-- Begin --

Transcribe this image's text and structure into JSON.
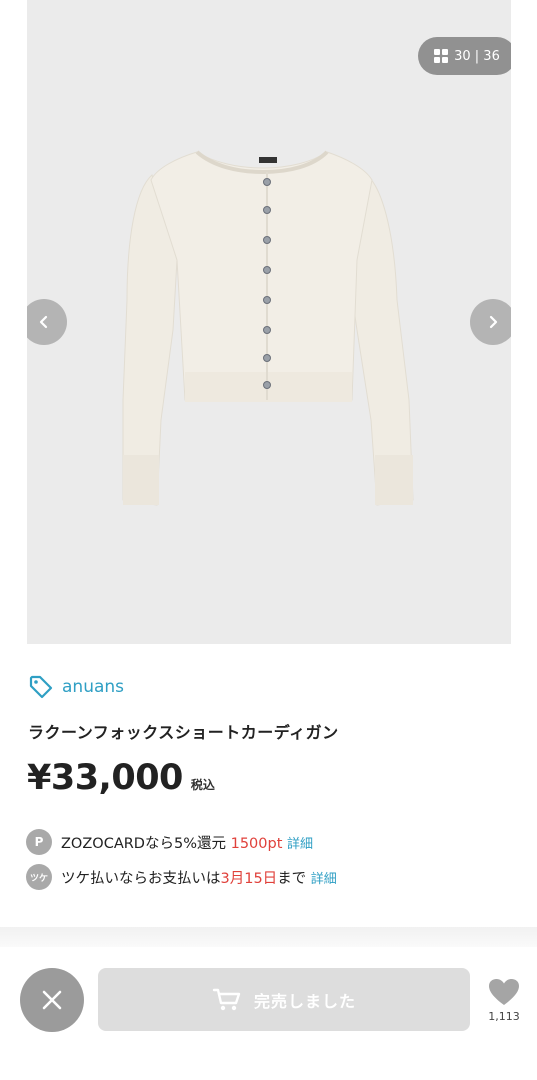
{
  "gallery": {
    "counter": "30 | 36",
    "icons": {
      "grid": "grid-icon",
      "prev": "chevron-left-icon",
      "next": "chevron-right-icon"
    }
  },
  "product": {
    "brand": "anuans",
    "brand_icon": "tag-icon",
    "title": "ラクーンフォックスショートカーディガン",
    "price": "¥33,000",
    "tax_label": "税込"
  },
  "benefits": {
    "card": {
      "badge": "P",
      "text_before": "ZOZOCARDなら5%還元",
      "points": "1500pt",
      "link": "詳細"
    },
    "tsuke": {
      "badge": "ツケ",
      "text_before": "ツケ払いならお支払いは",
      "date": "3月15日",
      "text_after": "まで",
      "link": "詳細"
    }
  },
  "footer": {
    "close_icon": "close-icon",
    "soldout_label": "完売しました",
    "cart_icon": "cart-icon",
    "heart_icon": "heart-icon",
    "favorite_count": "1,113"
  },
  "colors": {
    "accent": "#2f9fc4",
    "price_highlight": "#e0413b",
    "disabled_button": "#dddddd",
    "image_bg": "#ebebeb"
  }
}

-- End --

Repeat the records in full, exactly as they appear, without the pictures.

▶ Complete output:
Transcribe this image's text and structure into JSON.
{
  "gallery": {
    "counter": "30 | 36",
    "icons": {
      "grid": "grid-icon",
      "prev": "chevron-left-icon",
      "next": "chevron-right-icon"
    }
  },
  "product": {
    "brand": "anuans",
    "brand_icon": "tag-icon",
    "title": "ラクーンフォックスショートカーディガン",
    "price": "¥33,000",
    "tax_label": "税込"
  },
  "benefits": {
    "card": {
      "badge": "P",
      "text_before": "ZOZOCARDなら5%還元",
      "points": "1500pt",
      "link": "詳細"
    },
    "tsuke": {
      "badge": "ツケ",
      "text_before": "ツケ払いならお支払いは",
      "date": "3月15日",
      "text_after": "まで",
      "link": "詳細"
    }
  },
  "footer": {
    "close_icon": "close-icon",
    "soldout_label": "完売しました",
    "cart_icon": "cart-icon",
    "heart_icon": "heart-icon",
    "favorite_count": "1,113"
  },
  "colors": {
    "accent": "#2f9fc4",
    "price_highlight": "#e0413b",
    "disabled_button": "#dddddd",
    "image_bg": "#ebebeb"
  }
}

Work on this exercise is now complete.